# [Extract to read]
= Janet Bercovitz =

American business academic

Janet Bercovitz is an American entrepreneurship scholar and the Deming Professor of Entrepreneurship at the Leeds School of Business at the University of Colorado, Boulder in strategy, entrepreneurship, and operations.

== Early career ==
Bercovitz graduated with BS degree in chemistry, an MBA, and a PhD in Business and Public Policy with a concentration in strategy from the Haas School of Business at the University of California, Berkeley. Her PhD advisor was Oliver Williamson.

Bercovitz was a faculty member at the Fuqua School of Business at Duke University. From 2005 to 2017 she served as an assistant professor and tenured associate professor in the Strategy and Entrepreneurship faculty group at the College of Business at the University of Illinois at Urbana-Champaign. In addition, she held a courtesy appointment in the Institute of Genomic Biology and has been a Miller Faculty Fellow at the Academy of Entrepreneurial Leadership at the University of Illinois. In 2017, she joined the University of Colorado as a professor of Strategy and Entrepreneurship.

== Research ==

Bercovitz's research studies inter-firm alliance structures, contractual and relational foundations of alliance governance, and the behavioral dynamics that shape contracts between organizations.

# [Prompt A]
Do these statements agree with the Janet Bercovitz profile? For each, answer yes or no and quote the words of the profile that decide it.
(i) Bercovitz's PhD advisor was Oliver Williamson.
(ii) Bercovitz joined the University of Colorado in 2005.
(iii) Bercovitz held a courtesy appointment in the Institute of Genomic Biology.
# [Prompt B]
Could you carry the Janet Bercovitz profile forward, starting after its last sentence on her research?

# [Data extracts]
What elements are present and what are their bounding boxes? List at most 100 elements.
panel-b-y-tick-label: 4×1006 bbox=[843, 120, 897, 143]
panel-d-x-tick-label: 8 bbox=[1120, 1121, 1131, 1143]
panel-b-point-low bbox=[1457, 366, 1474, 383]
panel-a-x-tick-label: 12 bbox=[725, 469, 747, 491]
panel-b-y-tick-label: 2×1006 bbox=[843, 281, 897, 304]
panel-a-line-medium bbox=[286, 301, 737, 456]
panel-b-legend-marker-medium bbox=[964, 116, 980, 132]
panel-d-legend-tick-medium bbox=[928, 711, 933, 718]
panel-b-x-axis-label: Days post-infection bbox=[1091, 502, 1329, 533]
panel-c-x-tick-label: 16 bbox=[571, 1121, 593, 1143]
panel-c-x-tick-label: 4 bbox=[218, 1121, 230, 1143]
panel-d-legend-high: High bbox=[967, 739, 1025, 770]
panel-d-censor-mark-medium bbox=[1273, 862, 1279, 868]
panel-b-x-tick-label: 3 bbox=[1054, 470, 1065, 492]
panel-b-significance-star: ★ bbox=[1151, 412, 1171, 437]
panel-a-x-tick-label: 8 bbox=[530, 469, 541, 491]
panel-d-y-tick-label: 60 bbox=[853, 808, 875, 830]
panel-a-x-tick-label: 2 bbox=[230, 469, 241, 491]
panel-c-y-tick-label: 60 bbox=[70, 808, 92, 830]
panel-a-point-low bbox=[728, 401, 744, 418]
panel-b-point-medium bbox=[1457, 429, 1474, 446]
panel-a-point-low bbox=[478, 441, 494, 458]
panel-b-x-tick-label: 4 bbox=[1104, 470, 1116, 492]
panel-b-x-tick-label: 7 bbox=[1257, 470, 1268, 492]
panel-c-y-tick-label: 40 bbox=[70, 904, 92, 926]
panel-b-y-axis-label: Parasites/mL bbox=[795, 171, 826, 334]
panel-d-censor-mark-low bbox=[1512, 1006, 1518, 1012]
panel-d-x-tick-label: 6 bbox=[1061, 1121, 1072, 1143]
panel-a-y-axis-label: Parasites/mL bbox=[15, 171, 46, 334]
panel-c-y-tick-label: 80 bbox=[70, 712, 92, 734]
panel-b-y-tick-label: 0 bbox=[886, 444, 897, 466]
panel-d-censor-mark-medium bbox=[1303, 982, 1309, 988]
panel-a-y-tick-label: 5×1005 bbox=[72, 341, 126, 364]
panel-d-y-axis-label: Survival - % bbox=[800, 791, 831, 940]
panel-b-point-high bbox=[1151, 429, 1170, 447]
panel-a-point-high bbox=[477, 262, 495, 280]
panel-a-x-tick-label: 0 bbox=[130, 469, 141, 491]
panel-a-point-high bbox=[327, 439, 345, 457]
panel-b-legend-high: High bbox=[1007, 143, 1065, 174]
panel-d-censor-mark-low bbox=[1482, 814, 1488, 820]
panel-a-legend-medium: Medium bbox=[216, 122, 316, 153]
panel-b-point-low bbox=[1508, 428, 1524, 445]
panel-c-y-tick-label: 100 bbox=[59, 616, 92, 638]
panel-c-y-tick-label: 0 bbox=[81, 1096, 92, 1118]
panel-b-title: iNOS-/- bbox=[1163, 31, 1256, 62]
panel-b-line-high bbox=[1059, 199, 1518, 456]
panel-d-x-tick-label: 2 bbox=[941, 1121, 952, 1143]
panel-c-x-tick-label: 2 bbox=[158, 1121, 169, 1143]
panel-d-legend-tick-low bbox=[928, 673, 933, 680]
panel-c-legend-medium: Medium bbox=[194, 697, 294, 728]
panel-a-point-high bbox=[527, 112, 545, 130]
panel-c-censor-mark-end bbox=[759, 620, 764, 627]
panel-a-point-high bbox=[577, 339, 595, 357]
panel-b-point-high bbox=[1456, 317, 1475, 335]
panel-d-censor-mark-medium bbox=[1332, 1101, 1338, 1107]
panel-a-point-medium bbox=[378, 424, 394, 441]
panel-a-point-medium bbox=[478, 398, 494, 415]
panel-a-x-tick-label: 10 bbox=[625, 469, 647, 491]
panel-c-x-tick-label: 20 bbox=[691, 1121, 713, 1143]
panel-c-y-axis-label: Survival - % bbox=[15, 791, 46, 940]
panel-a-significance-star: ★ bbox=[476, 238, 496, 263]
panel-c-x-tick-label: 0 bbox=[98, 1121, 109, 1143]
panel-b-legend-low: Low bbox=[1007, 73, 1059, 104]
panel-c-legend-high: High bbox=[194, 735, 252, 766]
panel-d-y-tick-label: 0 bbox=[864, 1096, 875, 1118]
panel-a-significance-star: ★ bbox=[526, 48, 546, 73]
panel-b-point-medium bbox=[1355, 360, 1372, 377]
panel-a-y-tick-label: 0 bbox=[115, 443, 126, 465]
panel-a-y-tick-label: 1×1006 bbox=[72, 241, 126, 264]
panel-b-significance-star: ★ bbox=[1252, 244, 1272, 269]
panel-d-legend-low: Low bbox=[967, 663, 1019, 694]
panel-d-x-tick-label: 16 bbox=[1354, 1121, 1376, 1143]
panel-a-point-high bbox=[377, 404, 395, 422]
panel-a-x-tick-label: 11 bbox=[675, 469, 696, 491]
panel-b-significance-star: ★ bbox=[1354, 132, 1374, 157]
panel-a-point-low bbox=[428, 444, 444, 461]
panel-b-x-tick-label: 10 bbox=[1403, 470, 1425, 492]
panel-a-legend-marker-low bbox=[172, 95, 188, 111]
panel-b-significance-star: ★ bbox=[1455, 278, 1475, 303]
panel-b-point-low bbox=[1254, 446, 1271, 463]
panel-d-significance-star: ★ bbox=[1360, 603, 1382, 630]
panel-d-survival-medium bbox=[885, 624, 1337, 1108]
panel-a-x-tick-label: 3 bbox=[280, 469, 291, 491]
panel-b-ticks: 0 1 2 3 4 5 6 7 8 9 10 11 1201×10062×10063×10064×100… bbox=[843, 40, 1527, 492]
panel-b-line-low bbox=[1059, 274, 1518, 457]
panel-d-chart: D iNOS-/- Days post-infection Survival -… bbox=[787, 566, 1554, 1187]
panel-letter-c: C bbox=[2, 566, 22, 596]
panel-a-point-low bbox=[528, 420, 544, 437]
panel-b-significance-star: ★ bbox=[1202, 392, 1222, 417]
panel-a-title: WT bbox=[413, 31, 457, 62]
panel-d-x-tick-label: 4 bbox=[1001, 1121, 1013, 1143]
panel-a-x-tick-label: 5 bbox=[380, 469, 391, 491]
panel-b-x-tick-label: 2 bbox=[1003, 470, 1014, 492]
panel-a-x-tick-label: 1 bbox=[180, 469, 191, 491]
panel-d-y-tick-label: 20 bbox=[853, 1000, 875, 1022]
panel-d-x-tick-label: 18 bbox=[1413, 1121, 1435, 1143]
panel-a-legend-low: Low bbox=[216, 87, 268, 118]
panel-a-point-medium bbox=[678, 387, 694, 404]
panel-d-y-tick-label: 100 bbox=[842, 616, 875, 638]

# [Final answer A]
(i) Yes: "Her PhD advisor was Oliver Williamson."
(ii) No: "In 2017, she joined the University of Colorado as a professor of Strategy and Entrepreneurship."
(iii) Yes: "she held a courtesy appointment in the Institute of Genomic Biology"

# [Final answer B]
Bercovitz is an authority on academic entrepreneurship and technology transfer coming out of university research. Bercovitz asks the basic question of why some academic units and individual professors are actively engaged in technology transfer, while others are much less engaged. Her work with longtime co-author Maryann Feldman points to organizational structures and individual characteristics. Prior research had suggested that such certain universities are more prolific in technology transfer simply due to their greater scientific resources. Bercovitz and Feldman identified the role of social forces within an academic unit on the likelihood of becoming an academic entrepreneur. For example, at a
local level, individual researchers' decisions to disclose inventions might be shaped by the norms of their own doctoral training, the behavior of their peer group in the university, and disclosure activities by a department chair. These influences go beyond selection effects from hiring researchers with a greater, or lesser, proclivity to disclose. Bercovitz has also studied the structure of contracting relationships in university technology transfer, and information technology service contracts.

Bercovicz has also studied business franchisor-franchisee agreements.